EXERCISE AIM
Pick out every line in the data below that holds "creador".

BEGIN THE RECORDS

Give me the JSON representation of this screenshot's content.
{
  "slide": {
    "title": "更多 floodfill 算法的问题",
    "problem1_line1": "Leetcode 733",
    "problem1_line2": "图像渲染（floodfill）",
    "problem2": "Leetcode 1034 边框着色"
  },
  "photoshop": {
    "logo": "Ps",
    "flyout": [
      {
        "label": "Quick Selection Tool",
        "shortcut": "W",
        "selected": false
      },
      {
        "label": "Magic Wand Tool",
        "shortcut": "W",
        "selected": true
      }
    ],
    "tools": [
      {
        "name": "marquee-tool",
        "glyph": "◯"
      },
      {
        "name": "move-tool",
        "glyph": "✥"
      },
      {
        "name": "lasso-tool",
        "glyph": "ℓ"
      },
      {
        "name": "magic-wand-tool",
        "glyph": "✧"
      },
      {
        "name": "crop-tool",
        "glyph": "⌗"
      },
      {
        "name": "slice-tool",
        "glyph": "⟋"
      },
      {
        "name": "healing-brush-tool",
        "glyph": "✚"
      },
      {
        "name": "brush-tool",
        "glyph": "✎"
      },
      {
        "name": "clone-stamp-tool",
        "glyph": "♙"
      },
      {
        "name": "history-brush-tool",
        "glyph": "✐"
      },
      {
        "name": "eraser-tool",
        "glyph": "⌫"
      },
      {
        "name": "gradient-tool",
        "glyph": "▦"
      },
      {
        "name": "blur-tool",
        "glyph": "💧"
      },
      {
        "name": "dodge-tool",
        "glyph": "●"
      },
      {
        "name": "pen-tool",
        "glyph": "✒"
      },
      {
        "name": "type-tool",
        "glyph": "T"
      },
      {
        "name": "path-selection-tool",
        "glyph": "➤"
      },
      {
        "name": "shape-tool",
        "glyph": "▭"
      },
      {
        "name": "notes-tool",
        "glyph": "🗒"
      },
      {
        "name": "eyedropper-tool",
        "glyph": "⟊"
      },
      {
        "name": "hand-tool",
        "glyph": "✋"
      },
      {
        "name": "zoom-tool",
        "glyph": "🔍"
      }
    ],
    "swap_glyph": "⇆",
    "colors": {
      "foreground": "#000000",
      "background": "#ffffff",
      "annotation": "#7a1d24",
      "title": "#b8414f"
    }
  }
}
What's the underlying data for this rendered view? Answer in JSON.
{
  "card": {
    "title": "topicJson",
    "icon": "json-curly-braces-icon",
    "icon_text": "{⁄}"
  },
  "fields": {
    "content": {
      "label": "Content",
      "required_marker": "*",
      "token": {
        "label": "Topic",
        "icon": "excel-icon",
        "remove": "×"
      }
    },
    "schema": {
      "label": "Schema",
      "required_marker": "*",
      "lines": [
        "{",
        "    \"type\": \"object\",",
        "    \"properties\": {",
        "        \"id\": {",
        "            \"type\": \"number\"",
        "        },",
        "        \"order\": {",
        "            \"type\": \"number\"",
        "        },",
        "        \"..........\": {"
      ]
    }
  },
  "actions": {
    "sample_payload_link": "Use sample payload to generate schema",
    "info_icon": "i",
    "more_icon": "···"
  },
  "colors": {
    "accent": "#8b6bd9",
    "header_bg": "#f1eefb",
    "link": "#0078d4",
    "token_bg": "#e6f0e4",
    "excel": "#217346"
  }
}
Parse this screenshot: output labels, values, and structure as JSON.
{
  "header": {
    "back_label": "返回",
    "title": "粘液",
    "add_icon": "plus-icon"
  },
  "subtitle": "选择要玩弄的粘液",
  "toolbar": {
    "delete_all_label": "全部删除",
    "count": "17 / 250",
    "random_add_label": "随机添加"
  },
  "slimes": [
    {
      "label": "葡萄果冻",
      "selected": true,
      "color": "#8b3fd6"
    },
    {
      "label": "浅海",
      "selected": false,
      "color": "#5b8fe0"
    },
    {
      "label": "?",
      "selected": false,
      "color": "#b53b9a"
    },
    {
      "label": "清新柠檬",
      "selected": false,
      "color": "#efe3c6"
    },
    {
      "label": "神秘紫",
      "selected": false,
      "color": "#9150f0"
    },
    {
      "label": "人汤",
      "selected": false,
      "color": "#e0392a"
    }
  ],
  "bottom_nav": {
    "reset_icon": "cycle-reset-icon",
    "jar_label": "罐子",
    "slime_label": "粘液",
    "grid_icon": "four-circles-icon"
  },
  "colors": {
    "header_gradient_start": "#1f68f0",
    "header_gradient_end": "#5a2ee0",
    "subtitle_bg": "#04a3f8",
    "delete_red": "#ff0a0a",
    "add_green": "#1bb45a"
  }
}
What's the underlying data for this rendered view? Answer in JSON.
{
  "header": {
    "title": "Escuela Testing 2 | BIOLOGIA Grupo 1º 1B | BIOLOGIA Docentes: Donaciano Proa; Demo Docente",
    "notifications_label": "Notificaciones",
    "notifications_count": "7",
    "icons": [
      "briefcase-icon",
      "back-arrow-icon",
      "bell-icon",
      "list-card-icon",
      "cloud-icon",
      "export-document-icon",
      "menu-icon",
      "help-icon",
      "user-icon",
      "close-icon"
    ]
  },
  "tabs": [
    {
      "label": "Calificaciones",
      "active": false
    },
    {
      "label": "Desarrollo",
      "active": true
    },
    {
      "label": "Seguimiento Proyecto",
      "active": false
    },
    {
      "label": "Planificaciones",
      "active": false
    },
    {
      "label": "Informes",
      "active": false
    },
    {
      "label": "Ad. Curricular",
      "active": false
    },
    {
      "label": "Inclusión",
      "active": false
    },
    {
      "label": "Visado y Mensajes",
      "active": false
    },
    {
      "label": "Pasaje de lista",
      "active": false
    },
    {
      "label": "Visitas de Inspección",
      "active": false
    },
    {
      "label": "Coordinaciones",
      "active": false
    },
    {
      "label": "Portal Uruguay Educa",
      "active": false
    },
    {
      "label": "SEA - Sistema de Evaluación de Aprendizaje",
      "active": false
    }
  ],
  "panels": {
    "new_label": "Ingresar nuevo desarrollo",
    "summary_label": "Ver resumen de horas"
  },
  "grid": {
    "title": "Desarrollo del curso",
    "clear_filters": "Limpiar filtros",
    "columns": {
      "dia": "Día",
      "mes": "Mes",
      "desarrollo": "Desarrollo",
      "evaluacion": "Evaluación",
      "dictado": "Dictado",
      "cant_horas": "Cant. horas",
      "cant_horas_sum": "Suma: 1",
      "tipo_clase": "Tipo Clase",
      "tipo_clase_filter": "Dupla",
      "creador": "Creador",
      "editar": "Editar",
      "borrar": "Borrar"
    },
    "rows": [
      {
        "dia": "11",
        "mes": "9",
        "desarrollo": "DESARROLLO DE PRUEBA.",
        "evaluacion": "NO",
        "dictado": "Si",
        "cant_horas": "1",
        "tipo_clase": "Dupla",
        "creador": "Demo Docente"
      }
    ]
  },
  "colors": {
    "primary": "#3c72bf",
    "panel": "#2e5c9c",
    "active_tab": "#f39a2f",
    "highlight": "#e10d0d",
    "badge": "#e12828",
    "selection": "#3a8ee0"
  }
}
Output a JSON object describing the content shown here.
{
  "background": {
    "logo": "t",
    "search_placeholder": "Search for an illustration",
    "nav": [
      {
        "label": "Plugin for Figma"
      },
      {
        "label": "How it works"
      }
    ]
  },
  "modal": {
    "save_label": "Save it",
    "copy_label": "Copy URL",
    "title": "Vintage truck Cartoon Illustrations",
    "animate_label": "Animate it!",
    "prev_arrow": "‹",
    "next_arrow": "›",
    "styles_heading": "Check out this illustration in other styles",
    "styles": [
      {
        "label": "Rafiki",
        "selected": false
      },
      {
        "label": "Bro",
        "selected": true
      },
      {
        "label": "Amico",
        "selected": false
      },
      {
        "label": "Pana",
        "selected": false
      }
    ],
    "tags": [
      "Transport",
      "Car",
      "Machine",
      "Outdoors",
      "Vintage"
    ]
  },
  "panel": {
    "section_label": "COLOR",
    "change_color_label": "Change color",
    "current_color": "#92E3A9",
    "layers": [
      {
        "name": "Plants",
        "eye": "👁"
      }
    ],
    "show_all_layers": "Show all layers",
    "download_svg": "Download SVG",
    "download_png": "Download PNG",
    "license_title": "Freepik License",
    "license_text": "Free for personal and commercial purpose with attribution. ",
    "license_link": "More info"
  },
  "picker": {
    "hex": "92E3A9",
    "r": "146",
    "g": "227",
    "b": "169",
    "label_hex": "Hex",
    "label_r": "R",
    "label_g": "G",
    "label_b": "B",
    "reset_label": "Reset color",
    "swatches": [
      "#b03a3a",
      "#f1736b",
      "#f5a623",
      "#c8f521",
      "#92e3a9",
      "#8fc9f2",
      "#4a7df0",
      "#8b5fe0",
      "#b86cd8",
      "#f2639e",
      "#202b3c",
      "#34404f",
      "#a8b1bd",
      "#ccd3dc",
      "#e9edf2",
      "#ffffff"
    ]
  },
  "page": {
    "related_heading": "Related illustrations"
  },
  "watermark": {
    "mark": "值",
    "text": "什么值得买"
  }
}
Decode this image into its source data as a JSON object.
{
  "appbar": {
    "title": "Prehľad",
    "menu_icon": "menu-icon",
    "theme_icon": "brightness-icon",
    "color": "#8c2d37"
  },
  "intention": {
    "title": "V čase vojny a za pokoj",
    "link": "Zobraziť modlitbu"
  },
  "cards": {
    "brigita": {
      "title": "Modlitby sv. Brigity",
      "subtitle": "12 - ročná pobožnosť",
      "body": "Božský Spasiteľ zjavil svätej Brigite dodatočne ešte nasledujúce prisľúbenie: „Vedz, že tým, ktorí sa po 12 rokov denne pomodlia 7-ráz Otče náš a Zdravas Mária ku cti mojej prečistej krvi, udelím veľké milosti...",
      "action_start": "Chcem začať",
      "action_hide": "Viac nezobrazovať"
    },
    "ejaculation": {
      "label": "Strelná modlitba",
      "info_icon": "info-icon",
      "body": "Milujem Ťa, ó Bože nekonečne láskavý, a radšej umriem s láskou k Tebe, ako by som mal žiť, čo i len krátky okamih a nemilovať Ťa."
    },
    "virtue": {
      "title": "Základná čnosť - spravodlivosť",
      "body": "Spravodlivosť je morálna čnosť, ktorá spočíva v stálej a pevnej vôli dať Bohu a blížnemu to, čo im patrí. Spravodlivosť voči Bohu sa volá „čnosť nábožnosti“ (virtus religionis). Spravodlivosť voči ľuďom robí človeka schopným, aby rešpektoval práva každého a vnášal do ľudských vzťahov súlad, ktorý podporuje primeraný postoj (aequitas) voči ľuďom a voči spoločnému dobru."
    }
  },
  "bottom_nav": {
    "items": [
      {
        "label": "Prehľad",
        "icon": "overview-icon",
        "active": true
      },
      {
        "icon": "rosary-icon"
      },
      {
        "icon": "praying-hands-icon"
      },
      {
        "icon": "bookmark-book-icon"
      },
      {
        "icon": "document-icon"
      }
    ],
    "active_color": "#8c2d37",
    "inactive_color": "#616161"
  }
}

END THE RECORDS

WRITTEN RESPONSE
      "creador": "Creador",
        "creador": "Demo Docente"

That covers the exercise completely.